*Data*.
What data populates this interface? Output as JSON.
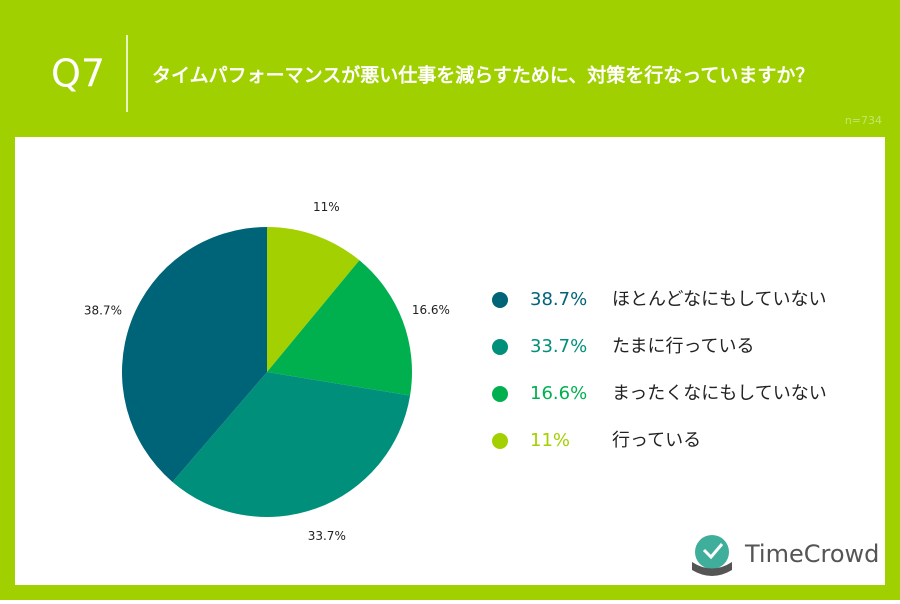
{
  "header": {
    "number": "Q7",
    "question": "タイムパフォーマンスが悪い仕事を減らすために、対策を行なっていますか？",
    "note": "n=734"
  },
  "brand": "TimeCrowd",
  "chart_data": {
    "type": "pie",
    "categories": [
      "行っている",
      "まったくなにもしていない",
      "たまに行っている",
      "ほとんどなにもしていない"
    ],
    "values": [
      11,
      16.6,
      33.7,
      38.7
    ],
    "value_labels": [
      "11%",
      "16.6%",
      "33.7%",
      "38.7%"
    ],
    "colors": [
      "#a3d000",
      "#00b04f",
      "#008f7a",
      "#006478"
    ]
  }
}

*Work required*.
Quote the records above exactly, leaving out any pictures.

*Reply*.
What data populates this interface? Output as JSON.
{
  "header": {
    "number": "Q7",
    "question": "タイムパフォーマンスが悪い仕事を減らすために、対策を行なっていますか？",
    "note": "n=734"
  },
  "brand": "TimeCrowd",
  "chart_data": {
    "type": "pie",
    "categories": [
      "行っている",
      "まったくなにもしていない",
      "たまに行っている",
      "ほとんどなにもしていない"
    ],
    "values": [
      11,
      16.6,
      33.7,
      38.7
    ],
    "value_labels": [
      "11%",
      "16.6%",
      "33.7%",
      "38.7%"
    ],
    "colors": [
      "#a3d000",
      "#00b04f",
      "#008f7a",
      "#006478"
    ]
  }
}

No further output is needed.